### WORK TO DO
Scan the entries and tally the lines that include the string "values". Reply with the figure alone.

====

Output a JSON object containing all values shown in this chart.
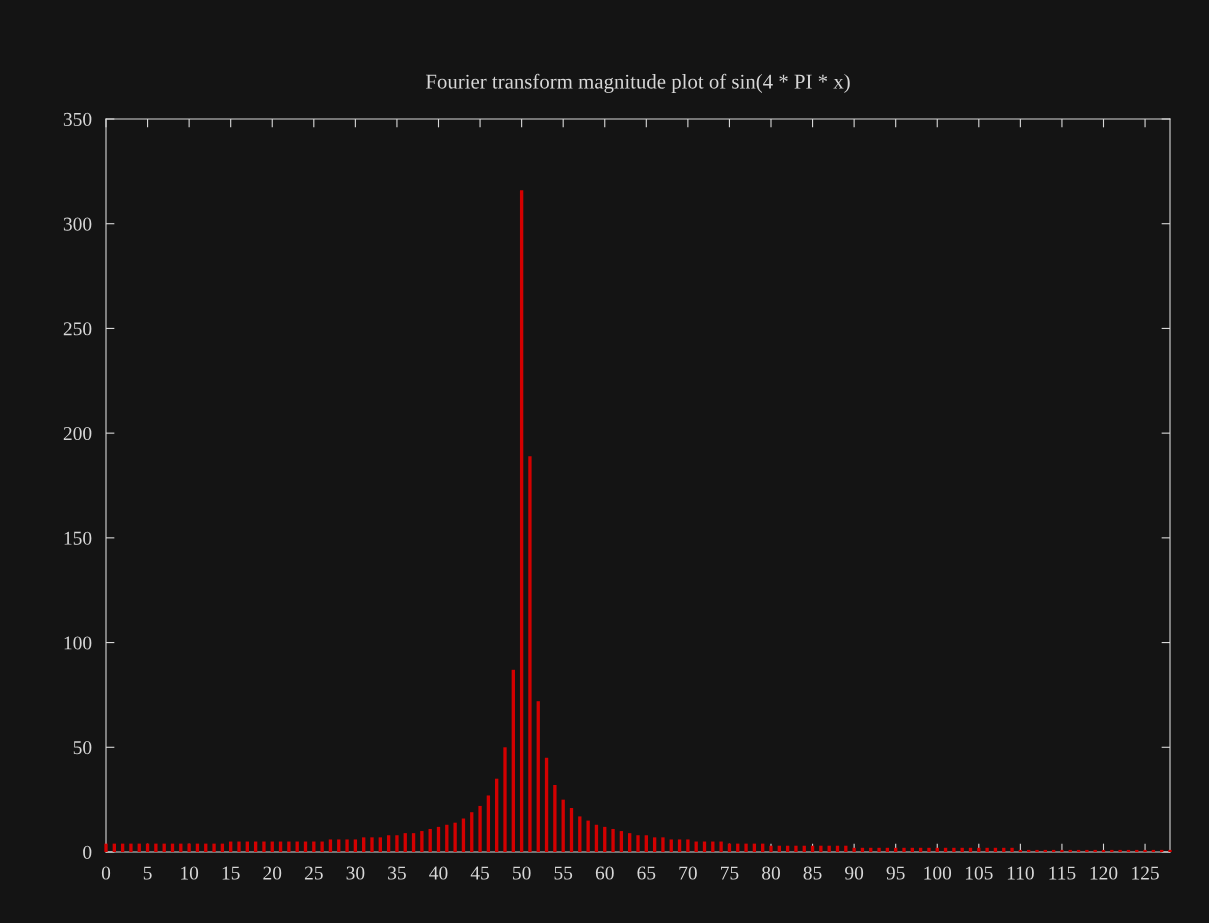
{
  "chart_data": {
    "type": "bar",
    "title": "Fourier transform magnitude plot of sin(4 * PI * x)",
    "x": [
      0,
      1,
      2,
      3,
      4,
      5,
      6,
      7,
      8,
      9,
      10,
      11,
      12,
      13,
      14,
      15,
      16,
      17,
      18,
      19,
      20,
      21,
      22,
      23,
      24,
      25,
      26,
      27,
      28,
      29,
      30,
      31,
      32,
      33,
      34,
      35,
      36,
      37,
      38,
      39,
      40,
      41,
      42,
      43,
      44,
      45,
      46,
      47,
      48,
      49,
      50,
      51,
      52,
      53,
      54,
      55,
      56,
      57,
      58,
      59,
      60,
      61,
      62,
      63,
      64,
      65,
      66,
      67,
      68,
      69,
      70,
      71,
      72,
      73,
      74,
      75,
      76,
      77,
      78,
      79,
      80,
      81,
      82,
      83,
      84,
      85,
      86,
      87,
      88,
      89,
      90,
      91,
      92,
      93,
      94,
      95,
      96,
      97,
      98,
      99,
      100,
      101,
      102,
      103,
      104,
      105,
      106,
      107,
      108,
      109,
      110,
      111,
      112,
      113,
      114,
      115,
      116,
      117,
      118,
      119,
      120,
      121,
      122,
      123,
      124,
      125,
      126,
      127,
      128
    ],
    "values": [
      4,
      4,
      4,
      4,
      4,
      4,
      4,
      4,
      4,
      4,
      4,
      4,
      4,
      4,
      4,
      5,
      5,
      5,
      5,
      5,
      5,
      5,
      5,
      5,
      5,
      5,
      5,
      6,
      6,
      6,
      6,
      7,
      7,
      7,
      8,
      8,
      9,
      9,
      10,
      11,
      12,
      13,
      14,
      16,
      19,
      22,
      27,
      35,
      50,
      87,
      316,
      189,
      72,
      45,
      32,
      25,
      21,
      17,
      15,
      13,
      12,
      11,
      10,
      9,
      8,
      8,
      7,
      7,
      6,
      6,
      6,
      5,
      5,
      5,
      5,
      4,
      4,
      4,
      4,
      4,
      3,
      3,
      3,
      3,
      3,
      3,
      3,
      3,
      3,
      3,
      2,
      2,
      2,
      2,
      2,
      2,
      2,
      2,
      2,
      2,
      2,
      2,
      2,
      2,
      2,
      2,
      2,
      2,
      2,
      2,
      1,
      1,
      1,
      1,
      1,
      1,
      1,
      1,
      1,
      1,
      1,
      1,
      1,
      1,
      1,
      1,
      1,
      1,
      1
    ],
    "color": "#d40000",
    "xlim": [
      0,
      128
    ],
    "xticks": [
      0,
      5,
      10,
      15,
      20,
      25,
      30,
      35,
      40,
      45,
      50,
      55,
      60,
      65,
      70,
      75,
      80,
      85,
      90,
      95,
      100,
      105,
      110,
      115,
      120,
      125
    ],
    "ylim": [
      0,
      350
    ],
    "yticks": [
      0,
      50,
      100,
      150,
      200,
      250,
      300,
      350
    ],
    "grid": false,
    "legend": false
  }
}
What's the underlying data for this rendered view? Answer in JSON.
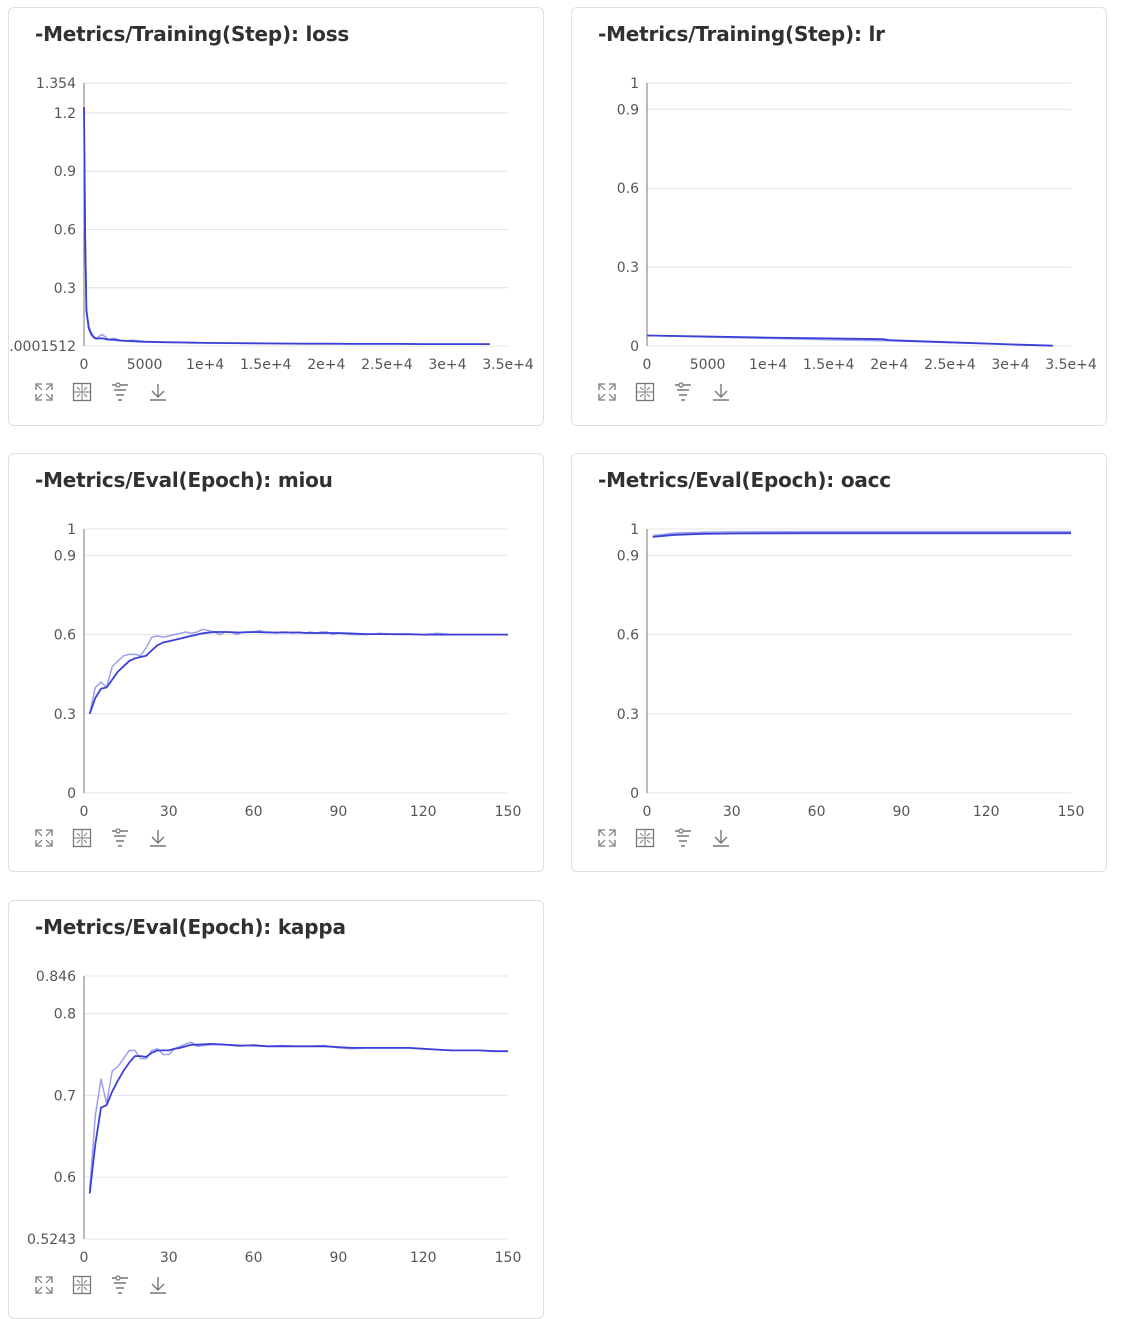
{
  "charts": [
    {
      "id": "loss",
      "title": "-Metrics/Training(Step): loss",
      "toolbar": [
        "expand-icon",
        "fit-screen-icon",
        "filter-icon",
        "download-icon"
      ],
      "chart_data": {
        "type": "line",
        "title": "-Metrics/Training(Step): loss",
        "xlim": [
          0,
          35000
        ],
        "ylim": [
          0.0001512,
          1.354
        ],
        "x_ticks": [
          0,
          5000,
          10000,
          15000,
          20000,
          25000,
          30000,
          35000
        ],
        "x_tick_labels": [
          "0",
          "5000",
          "1e+4",
          "1.5e+4",
          "2e+4",
          "2.5e+4",
          "3e+4",
          "3.5e+4"
        ],
        "y_ticks": [
          0.0001512,
          0.3,
          0.6,
          0.9,
          1.2,
          1.354
        ],
        "y_tick_labels": [
          ".0001512",
          "0.3",
          "0.6",
          "0.9",
          "1.2",
          "1.354"
        ],
        "grid": true,
        "series": [
          {
            "role": "raw",
            "color": "#8a8fe6",
            "x": [
              0,
              100,
              200,
              400,
              600,
              800,
              1000,
              1500,
              2000,
              2500,
              3000,
              3500,
              4000,
              5000,
              6000,
              7000,
              8000,
              9000,
              10000,
              12000,
              14000,
              16000,
              18000,
              20000,
              22000,
              24000,
              26000,
              28000,
              30000,
              32000,
              33500
            ],
            "y": [
              1.23,
              0.6,
              0.2,
              0.1,
              0.07,
              0.05,
              0.04,
              0.06,
              0.035,
              0.04,
              0.03,
              0.028,
              0.03,
              0.024,
              0.022,
              0.02,
              0.02,
              0.018,
              0.016,
              0.015,
              0.014,
              0.013,
              0.012,
              0.012,
              0.011,
              0.011,
              0.011,
              0.01,
              0.01,
              0.01,
              0.01
            ]
          },
          {
            "role": "smoothed",
            "color": "#3b3fd6",
            "x": [
              0,
              100,
              200,
              400,
              600,
              800,
              1000,
              1500,
              2000,
              2500,
              3000,
              3500,
              4000,
              5000,
              6000,
              7000,
              8000,
              9000,
              10000,
              12000,
              14000,
              16000,
              18000,
              20000,
              22000,
              24000,
              26000,
              28000,
              30000,
              32000,
              33500
            ],
            "y": [
              1.23,
              0.55,
              0.18,
              0.09,
              0.06,
              0.045,
              0.038,
              0.04,
              0.033,
              0.032,
              0.028,
              0.026,
              0.025,
              0.022,
              0.02,
              0.019,
              0.018,
              0.017,
              0.016,
              0.015,
              0.014,
              0.013,
              0.012,
              0.012,
              0.011,
              0.011,
              0.011,
              0.01,
              0.01,
              0.01,
              0.01
            ]
          }
        ]
      }
    },
    {
      "id": "lr",
      "title": "-Metrics/Training(Step): lr",
      "toolbar": [
        "expand-icon",
        "fit-screen-icon",
        "filter-icon",
        "download-icon"
      ],
      "chart_data": {
        "type": "line",
        "title": "-Metrics/Training(Step): lr",
        "xlim": [
          0,
          35000
        ],
        "ylim": [
          0,
          1
        ],
        "x_ticks": [
          0,
          5000,
          10000,
          15000,
          20000,
          25000,
          30000,
          35000
        ],
        "x_tick_labels": [
          "0",
          "5000",
          "1e+4",
          "1.5e+4",
          "2e+4",
          "2.5e+4",
          "3e+4",
          "3.5e+4"
        ],
        "y_ticks": [
          0,
          0.3,
          0.6,
          0.9,
          1
        ],
        "y_tick_labels": [
          "0",
          "0.3",
          "0.6",
          "0.9",
          "1"
        ],
        "grid": true,
        "series": [
          {
            "role": "raw",
            "color": "#8a8fe6",
            "x": [
              0,
              5000,
              10000,
              15000,
              19500,
              20000,
              25000,
              30000,
              33500
            ],
            "y": [
              0.04,
              0.034,
              0.029,
              0.024,
              0.02,
              0.02,
              0.013,
              0.006,
              0.001
            ]
          },
          {
            "role": "smoothed",
            "color": "#3b3fd6",
            "x": [
              0,
              5000,
              10000,
              15000,
              19500,
              20000,
              25000,
              30000,
              33500
            ],
            "y": [
              0.04,
              0.036,
              0.032,
              0.029,
              0.026,
              0.022,
              0.014,
              0.006,
              0.001
            ]
          }
        ]
      }
    },
    {
      "id": "miou",
      "title": "-Metrics/Eval(Epoch): miou",
      "toolbar": [
        "expand-icon",
        "fit-screen-icon",
        "filter-icon",
        "download-icon"
      ],
      "chart_data": {
        "type": "line",
        "title": "-Metrics/Eval(Epoch): miou",
        "xlim": [
          0,
          150
        ],
        "ylim": [
          0,
          1
        ],
        "x_ticks": [
          0,
          30,
          60,
          90,
          120,
          150
        ],
        "x_tick_labels": [
          "0",
          "30",
          "60",
          "90",
          "120",
          "150"
        ],
        "y_ticks": [
          0,
          0.3,
          0.6,
          0.9,
          1
        ],
        "y_tick_labels": [
          "0",
          "0.3",
          "0.6",
          "0.9",
          "1"
        ],
        "grid": true,
        "series": [
          {
            "role": "raw",
            "color": "#8a8fe6",
            "x": [
              2,
              4,
              6,
              8,
              10,
              12,
              14,
              16,
              18,
              20,
              22,
              24,
              26,
              28,
              30,
              32,
              34,
              36,
              38,
              40,
              42,
              44,
              46,
              48,
              50,
              52,
              54,
              56,
              58,
              60,
              62,
              64,
              66,
              68,
              70,
              72,
              74,
              76,
              78,
              80,
              82,
              84,
              86,
              88,
              90,
              95,
              100,
              105,
              110,
              115,
              120,
              125,
              130,
              135,
              140,
              145,
              150
            ],
            "y": [
              0.3,
              0.4,
              0.42,
              0.4,
              0.48,
              0.5,
              0.52,
              0.525,
              0.525,
              0.52,
              0.55,
              0.59,
              0.595,
              0.59,
              0.595,
              0.6,
              0.605,
              0.61,
              0.605,
              0.61,
              0.62,
              0.615,
              0.61,
              0.6,
              0.61,
              0.61,
              0.6,
              0.61,
              0.61,
              0.61,
              0.615,
              0.61,
              0.61,
              0.605,
              0.61,
              0.61,
              0.605,
              0.61,
              0.605,
              0.61,
              0.605,
              0.61,
              0.61,
              0.6,
              0.605,
              0.6,
              0.6,
              0.605,
              0.6,
              0.6,
              0.6,
              0.605,
              0.6,
              0.6,
              0.6,
              0.6,
              0.6
            ]
          },
          {
            "role": "smoothed",
            "color": "#3b3fd6",
            "x": [
              2,
              4,
              6,
              8,
              10,
              12,
              14,
              16,
              18,
              20,
              22,
              24,
              26,
              28,
              30,
              34,
              38,
              42,
              46,
              50,
              55,
              60,
              65,
              70,
              75,
              80,
              85,
              90,
              95,
              100,
              105,
              110,
              115,
              120,
              125,
              130,
              135,
              140,
              145,
              150
            ],
            "y": [
              0.3,
              0.36,
              0.395,
              0.4,
              0.43,
              0.46,
              0.48,
              0.5,
              0.51,
              0.515,
              0.52,
              0.54,
              0.56,
              0.57,
              0.575,
              0.585,
              0.595,
              0.605,
              0.61,
              0.61,
              0.608,
              0.61,
              0.608,
              0.608,
              0.608,
              0.606,
              0.606,
              0.606,
              0.604,
              0.602,
              0.602,
              0.602,
              0.602,
              0.6,
              0.6,
              0.6,
              0.6,
              0.6,
              0.6,
              0.6
            ]
          }
        ]
      }
    },
    {
      "id": "oacc",
      "title": "-Metrics/Eval(Epoch): oacc",
      "toolbar": [
        "expand-icon",
        "fit-screen-icon",
        "filter-icon",
        "download-icon"
      ],
      "chart_data": {
        "type": "line",
        "title": "-Metrics/Eval(Epoch): oacc",
        "xlim": [
          0,
          150
        ],
        "ylim": [
          0,
          1
        ],
        "x_ticks": [
          0,
          30,
          60,
          90,
          120,
          150
        ],
        "x_tick_labels": [
          "0",
          "30",
          "60",
          "90",
          "120",
          "150"
        ],
        "y_ticks": [
          0,
          0.3,
          0.6,
          0.9,
          1
        ],
        "y_tick_labels": [
          "0",
          "0.3",
          "0.6",
          "0.9",
          "1"
        ],
        "grid": true,
        "series": [
          {
            "role": "raw",
            "color": "#8a8fe6",
            "x": [
              2,
              10,
              20,
              30,
              60,
              90,
              120,
              150
            ],
            "y": [
              0.975,
              0.985,
              0.988,
              0.989,
              0.99,
              0.99,
              0.99,
              0.99
            ]
          },
          {
            "role": "smoothed",
            "color": "#3b3fd6",
            "x": [
              2,
              10,
              20,
              30,
              60,
              90,
              120,
              150
            ],
            "y": [
              0.97,
              0.978,
              0.982,
              0.983,
              0.984,
              0.984,
              0.984,
              0.984
            ]
          }
        ]
      }
    },
    {
      "id": "kappa",
      "title": "-Metrics/Eval(Epoch): kappa",
      "toolbar": [
        "expand-icon",
        "fit-screen-icon",
        "filter-icon",
        "download-icon"
      ],
      "chart_data": {
        "type": "line",
        "title": "-Metrics/Eval(Epoch): kappa",
        "xlim": [
          0,
          150
        ],
        "ylim": [
          0.5243,
          0.846
        ],
        "x_ticks": [
          0,
          30,
          60,
          90,
          120,
          150
        ],
        "x_tick_labels": [
          "0",
          "30",
          "60",
          "90",
          "120",
          "150"
        ],
        "y_ticks": [
          0.5243,
          0.6,
          0.7,
          0.8,
          0.846
        ],
        "y_tick_labels": [
          "0.5243",
          "0.6",
          "0.7",
          "0.8",
          "0.846"
        ],
        "grid": true,
        "series": [
          {
            "role": "raw",
            "color": "#8a8fe6",
            "x": [
              2,
              4,
              6,
              8,
              10,
              12,
              14,
              16,
              18,
              20,
              22,
              24,
              26,
              28,
              30,
              32,
              34,
              36,
              38,
              40,
              45,
              50,
              55,
              60,
              65,
              70,
              75,
              80,
              85,
              90,
              95,
              100,
              105,
              110,
              115,
              120,
              125,
              130,
              135,
              140,
              145,
              150
            ],
            "y": [
              0.585,
              0.675,
              0.72,
              0.69,
              0.73,
              0.735,
              0.745,
              0.755,
              0.755,
              0.745,
              0.745,
              0.755,
              0.757,
              0.75,
              0.75,
              0.757,
              0.76,
              0.763,
              0.765,
              0.76,
              0.762,
              0.762,
              0.76,
              0.762,
              0.76,
              0.761,
              0.76,
              0.76,
              0.761,
              0.758,
              0.757,
              0.758,
              0.758,
              0.758,
              0.758,
              0.757,
              0.756,
              0.755,
              0.755,
              0.755,
              0.754,
              0.754
            ]
          },
          {
            "role": "smoothed",
            "color": "#3b3fd6",
            "x": [
              2,
              4,
              6,
              8,
              10,
              12,
              14,
              16,
              18,
              20,
              22,
              24,
              26,
              28,
              30,
              32,
              34,
              36,
              38,
              40,
              45,
              50,
              55,
              60,
              65,
              70,
              75,
              80,
              85,
              90,
              95,
              100,
              105,
              110,
              115,
              120,
              125,
              130,
              135,
              140,
              145,
              150
            ],
            "y": [
              0.58,
              0.64,
              0.685,
              0.688,
              0.705,
              0.718,
              0.73,
              0.74,
              0.748,
              0.748,
              0.747,
              0.752,
              0.755,
              0.755,
              0.755,
              0.757,
              0.758,
              0.76,
              0.762,
              0.762,
              0.763,
              0.762,
              0.761,
              0.761,
              0.76,
              0.76,
              0.76,
              0.76,
              0.76,
              0.759,
              0.758,
              0.758,
              0.758,
              0.758,
              0.758,
              0.757,
              0.756,
              0.755,
              0.755,
              0.755,
              0.754,
              0.754
            ]
          }
        ]
      }
    }
  ]
}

====

### CORRECT OUTPUT
2